Your task >> Reply with one number only, the count of lines holding the string "writing".

Material >>
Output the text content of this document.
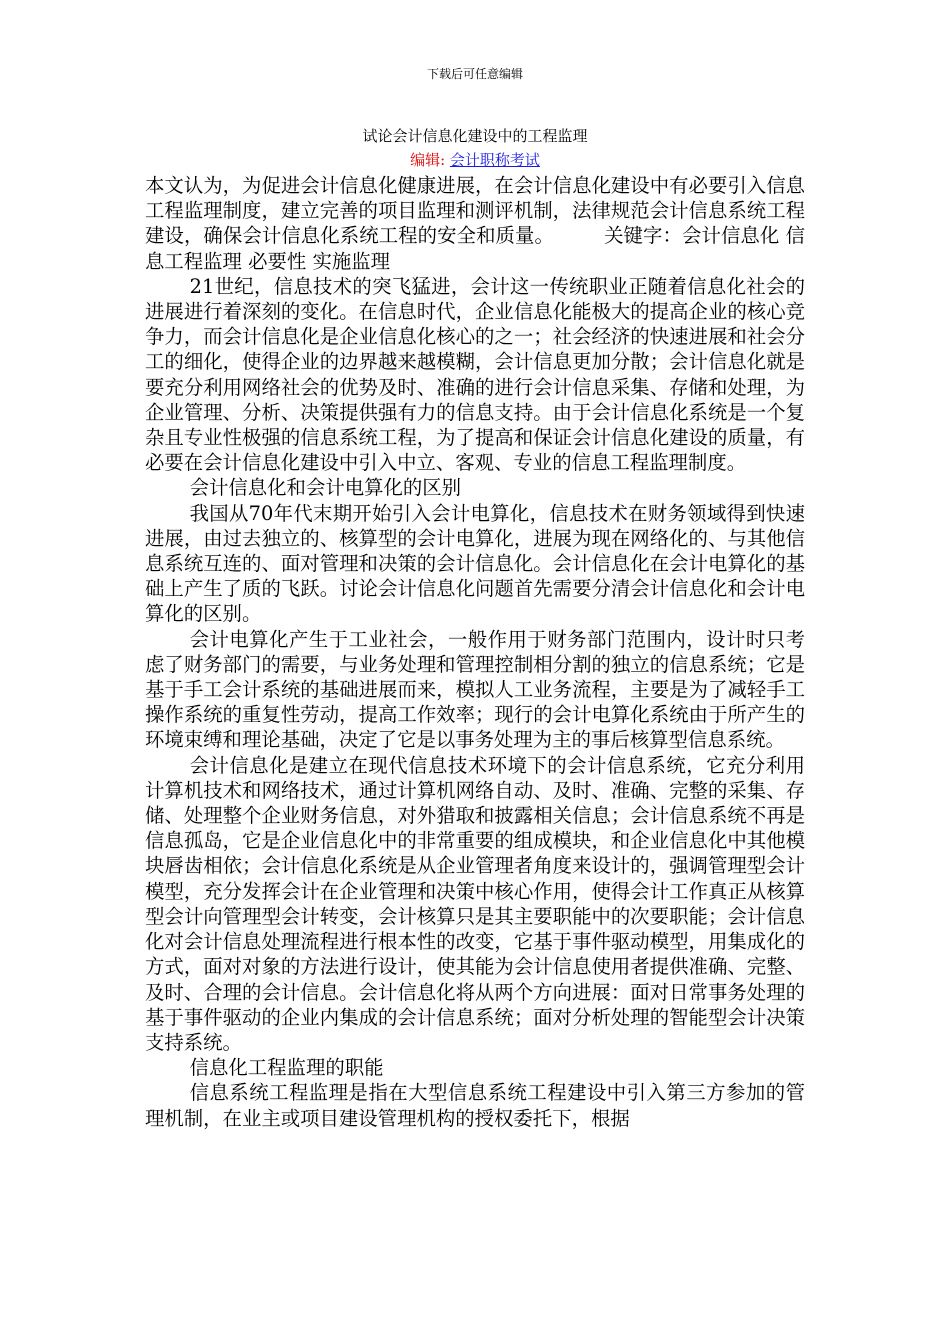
下载后可任意编辑
试论会计信息化建设中的工程监理
编辑: 会计职称考试

本文认为，为促进会计信息化健康进展，在会计信息化建设中有必要引入信息工程监理制度，建立完善的项目监理和测评机制，法律规范会计信息系统工程建设，确保会计信息化系统工程的安全和质量。	关键字：会计信息化 信息工程监理 必要性 实施监理

21世纪，信息技术的突飞猛进，会计这一传统职业正随着信息化社会的进展进行着深刻的变化。在信息时代，企业信息化能极大的提高企业的核心竞争力，而会计信息化是企业信息化核心的之一；社会经济的快速进展和社会分工的细化，使得企业的边界越来越模糊，会计信息更加分散；会计信息化就是要充分利用网络社会的优势及时、准确的进行会计信息采集、存储和处理，为企业管理、分析、决策提供强有力的信息支持。由于会计信息化系统是一个复杂且专业性极强的信息系统工程，为了提高和保证会计信息化建设的质量，有必要在会计信息化建设中引入中立、客观、专业的信息工程监理制度。

会计信息化和会计电算化的区别

我国从70年代末期开始引入会计电算化，信息技术在财务领域得到快速进展，由过去独立的、核算型的会计电算化，进展为现在网络化的、与其他信息系统互连的、面对管理和决策的会计信息化。会计信息化在会计电算化的基础上产生了质的飞跃。讨论会计信息化问题首先需要分清会计信息化和会计电算化的区别。

会计电算化产生于工业社会，一般作用于财务部门范围内，设计时只考虑了财务部门的需要，与业务处理和管理控制相分割的独立的信息系统；它是基于手工会计系统的基础进展而来，模拟人工业务流程，主要是为了减轻手工操作系统的重复性劳动，提高工作效率；现行的会计电算化系统由于所产生的环境束缚和理论基础，决定了它是以事务处理为主的事后核算型信息系统。

会计信息化是建立在现代信息技术环境下的会计信息系统，它充分利用计算机技术和网络技术，通过计算机网络自动、及时、准确、完整的采集、存储、处理整个企业财务信息，对外猎取和披露相关信息；会计信息系统不再是信息孤岛，它是企业信息化中的非常重要的组成模块，和企业信息化中其他模块唇齿相依；会计信息化系统是从企业管理者角度来设计的，强调管理型会计模型，充分发挥会计在企业管理和决策中核心作用，使得会计工作真正从核算型会计向管理型会计转变，会计核算只是其主要职能中的次要职能；会计信息化对会计信息处理流程进行根本性的改变，它基于事件驱动模型，用集成化的方式，面对对象的方法进行设计，使其能为会计信息使用者提供准确、完整、及时、合理的会计信息。会计信息化将从两个方向进展：面对日常事务处理的基于事件驱动的企业内集成的会计信息系统；面对分析处理的智能型会计决策支持系统。

信息化工程监理的职能

信息系统工程监理是指在大型信息系统工程建设中引入第三方参加的管理机制，在业主或项目建设管理机构的授权委托下，根据
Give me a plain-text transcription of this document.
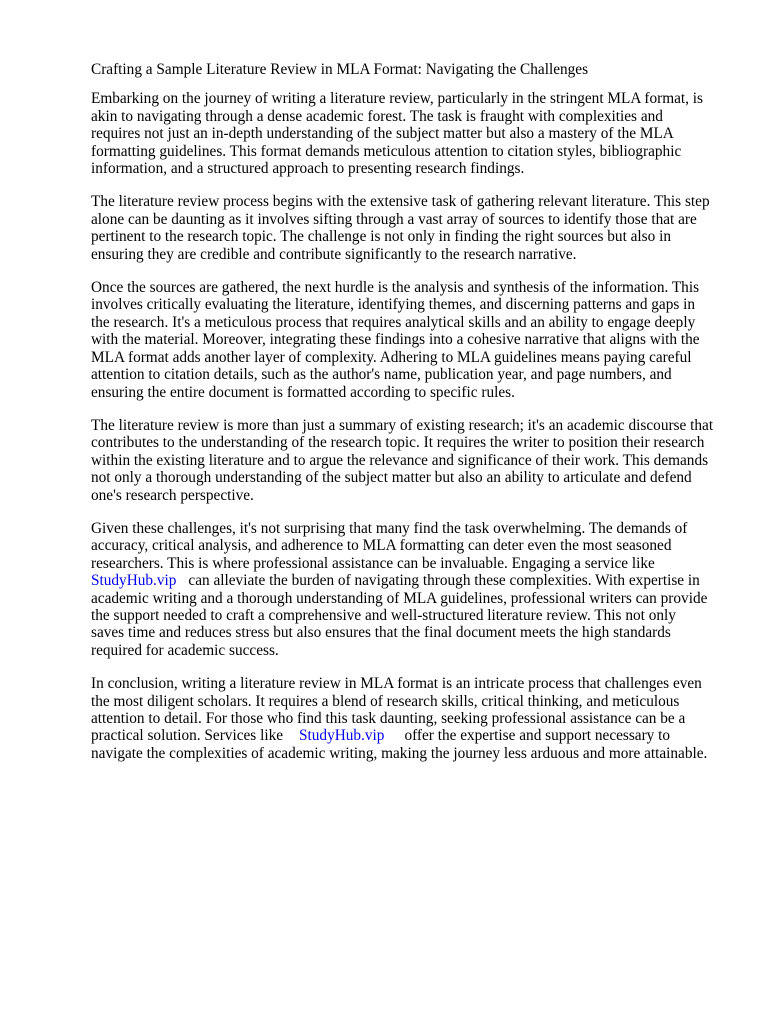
Crafting a Sample Literature Review in MLA Format: Navigating the Challenges

Embarking on the journey of writing a literature review, particularly in the stringent MLA format, is
akin to navigating through a dense academic forest. The task is fraught with complexities and
requires not just an in-depth understanding of the subject matter but also a mastery of the MLA
formatting guidelines. This format demands meticulous attention to citation styles, bibliographic
information, and a structured approach to presenting research findings.

The literature review process begins with the extensive task of gathering relevant literature. This step
alone can be daunting as it involves sifting through a vast array of sources to identify those that are
pertinent to the research topic. The challenge is not only in finding the right sources but also in
ensuring they are credible and contribute significantly to the research narrative.

Once the sources are gathered, the next hurdle is the analysis and synthesis of the information. This
involves critically evaluating the literature, identifying themes, and discerning patterns and gaps in
the research. It's a meticulous process that requires analytical skills and an ability to engage deeply
with the material. Moreover, integrating these findings into a cohesive narrative that aligns with the
MLA format adds another layer of complexity. Adhering to MLA guidelines means paying careful
attention to citation details, such as the author's name, publication year, and page numbers, and
ensuring the entire document is formatted according to specific rules.

The literature review is more than just a summary of existing research; it's an academic discourse that
contributes to the understanding of the research topic. It requires the writer to position their research
within the existing literature and to argue the relevance and significance of their work. This demands
not only a thorough understanding of the subject matter but also an ability to articulate and defend
one's research perspective.

Given these challenges, it's not surprising that many find the task overwhelming. The demands of
accuracy, critical analysis, and adherence to MLA formatting can deter even the most seasoned
researchers. This is where professional assistance can be invaluable. Engaging a service like
StudyHub.vip can alleviate the burden of navigating through these complexities. With expertise in
academic writing and a thorough understanding of MLA guidelines, professional writers can provide
the support needed to craft a comprehensive and well-structured literature review. This not only
saves time and reduces stress but also ensures that the final document meets the high standards
required for academic success.

In conclusion, writing a literature review in MLA format is an intricate process that challenges even
the most diligent scholars. It requires a blend of research skills, critical thinking, and meticulous
attention to detail. For those who find this task daunting, seeking professional assistance can be a
practical solution. Services like StudyHub.vip offer the expertise and support necessary to
navigate the complexities of academic writing, making the journey less arduous and more attainable.
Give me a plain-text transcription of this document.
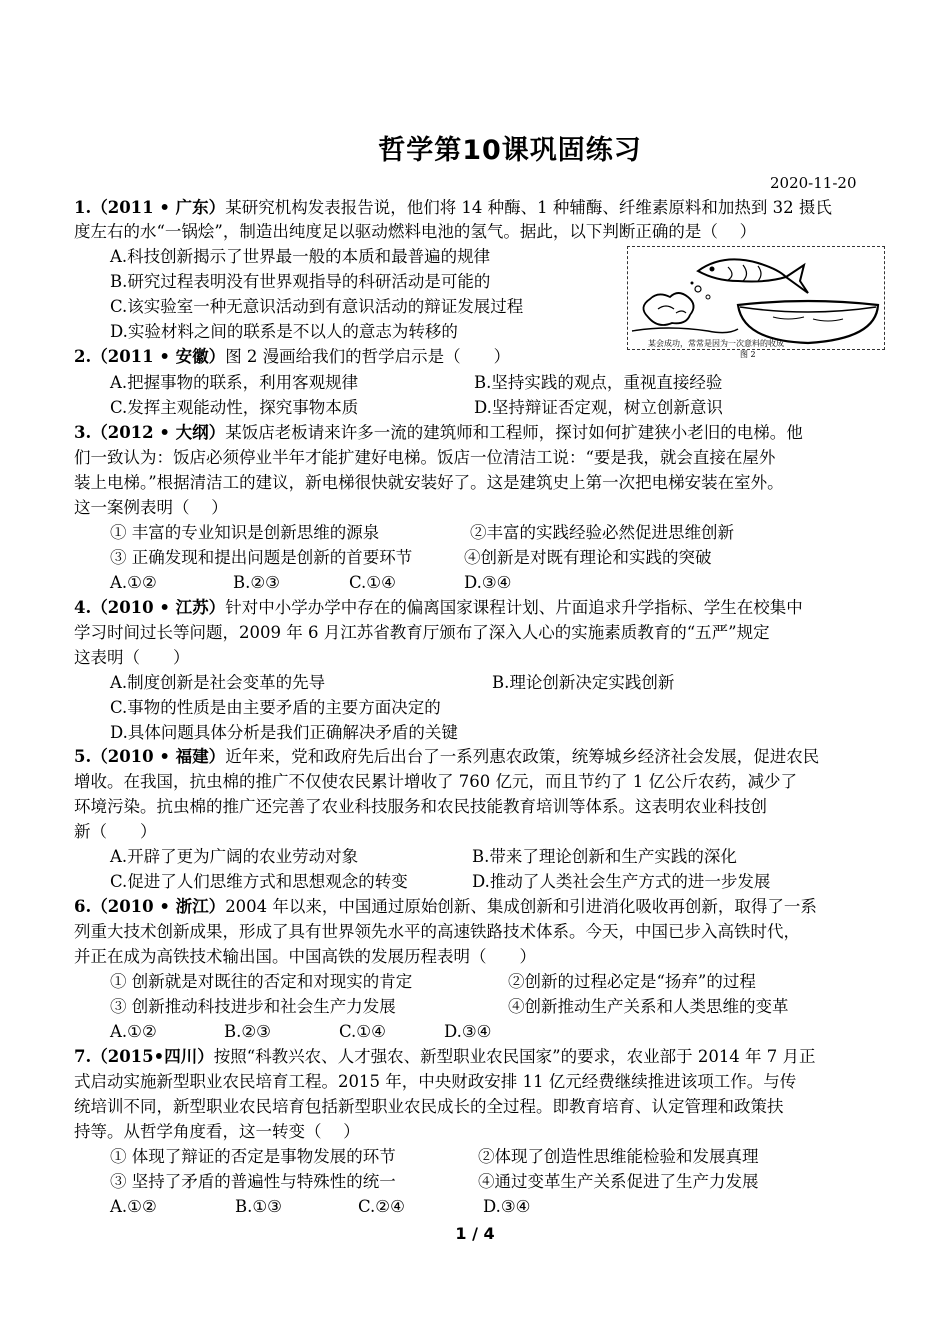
哲学第10课巩固练习
2020-11-20
1.（2011 • 广东）某研究机构发表报告说，他们将 14 种酶、1 种辅酶、纤维素原料和加热到 32 摄氏
度左右的水“一锅烩”，制造出纯度足以驱动燃料电池的氢气。据此，以下判断正确的是（　 ）
A.科技创新揭示了世界最一般的本质和最普遍的规律
B.研究过程表明没有世界观指导的科研活动是可能的
C.该实验室一种无意识活动到有意识活动的辩证发展过程
D.实验材料之间的联系是不以人的意志为转移的
某会成功，常常是因为一次意料的收成
图 2
2.（2011 • 安徽）图 2 漫画给我们的哲学启示是（　　）
A.把握事物的联系，利用客观规律	B.坚持实践的观点，重视直接经验
C.发挥主观能动性，探究事物本质	D.坚持辩证否定观，树立创新意识
3.（2012 • 大纲）某饭店老板请来许多一流的建筑师和工程师，探讨如何扩建狭小老旧的电梯。他
们一致认为：饭店必须停业半年才能扩建好电梯。饭店一位清洁工说：“要是我，就会直接在屋外
装上电梯。”根据清洁工的建议，新电梯很快就安装好了。这是建筑史上第一次把电梯安装在室外。
这一案例表明（　 ）
① 丰富的专业知识是创新思维的源泉	②丰富的实践经验必然促进思维创新
③ 正确发现和提出问题是创新的首要环节	④创新是对既有理论和实践的突破
A.①②	B.②③	C.①④	D.③④
4.（2010 • 江苏）针对中小学办学中存在的偏离国家课程计划、片面追求升学指标、学生在校集中
学习时间过长等问题，2009 年 6 月江苏省教育厅颁布了深入人心的实施素质教育的“五严”规定
这表明（　　）
A.制度创新是社会变革的先导	B.理论创新决定实践创新
C.事物的性质是由主要矛盾的主要方面决定的
D.具体问题具体分析是我们正确解决矛盾的关键
5.（2010 • 福建）近年来，党和政府先后出台了一系列惠农政策，统筹城乡经济社会发展，促进农民
增收。在我国，抗虫棉的推广不仅使农民累计增收了 760 亿元，而且节约了 1 亿公斤农药，减少了
环境污染。抗虫棉的推广还完善了农业科技服务和农民技能教育培训等体系。这表明农业科技创
新（　　）
A.开辟了更为广阔的农业劳动对象	B.带来了理论创新和生产实践的深化
C.促进了人们思维方式和思想观念的转变	D.推动了人类社会生产方式的进一步发展
6.（2010 • 浙江）2004 年以来，中国通过原始创新、集成创新和引进消化吸收再创新，取得了一系
列重大技术创新成果，形成了具有世界领先水平的高速铁路技术体系。今天，中国已步入高铁时代，
并正在成为高铁技术输出国。中国高铁的发展历程表明（　　）
① 创新就是对既往的否定和对现实的肯定	②创新的过程必定是“扬弃”的过程
③ 创新推动科技进步和社会生产力发展	④创新推动生产关系和人类思维的变革
A.①②	B.②③	C.①④	D.③④
7.（2015•四川）按照“科教兴农、人才强农、新型职业农民国家”的要求，农业部于 2014 年 7 月正
式启动实施新型职业农民培育工程。2015 年，中央财政安排 11 亿元经费继续推进该项工作。与传
统培训不同，新型职业农民培育包括新型职业农民成长的全过程。即教育培育、认定管理和政策扶
持等。从哲学角度看，这一转变（　 ）
① 体现了辩证的否定是事物发展的环节	②体现了创造性思维能检验和发展真理
③ 坚持了矛盾的普遍性与特殊性的统一	④通过变革生产关系促进了生产力发展
A.①②	B.①③	C.②④	D.③④
1 / 4
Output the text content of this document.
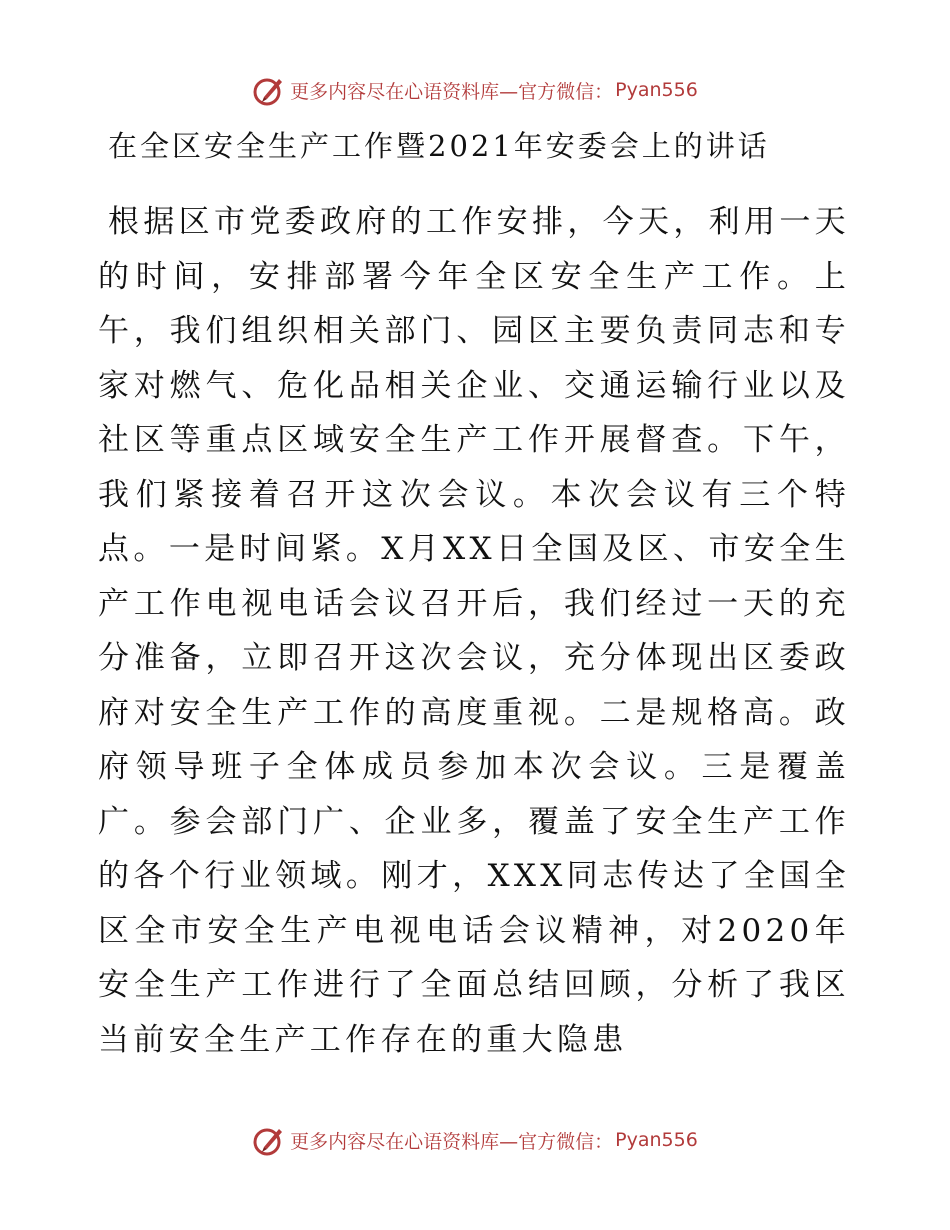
更多内容尽在心语资料库—官方微信： Pyan556
在全区安全生产工作暨2021年安委会上的讲话

根据区市党委政府的工作安排，今天，利用一天的时间，安排部署今年全区安全生产工作。上午，我们组织相关部门、园区主要负责同志和专家对燃气、危化品相关企业、交通运输行业以及社区等重点区域安全生产工作开展督查。下午，我们紧接着召开这次会议。本次会议有三个特点。一是时间紧。X月XX日全国及区、市安全生产工作电视电话会议召开后，我们经过一天的充分准备，立即召开这次会议，充分体现出区委政府对安全生产工作的高度重视。二是规格高。政府领导班子全体成员参加本次会议。三是覆盖广。参会部门广、企业多，覆盖了安全生产工作的各个行业领域。刚才，XXX同志传达了全国全区全市安全生产电视电话会议精神，对2020年安全生产工作进行了全面总结回顾，分析了我区当前安全生产工作存在的重大隐患

更多内容尽在心语资料库—官方微信： Pyan556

Exercise result >> 4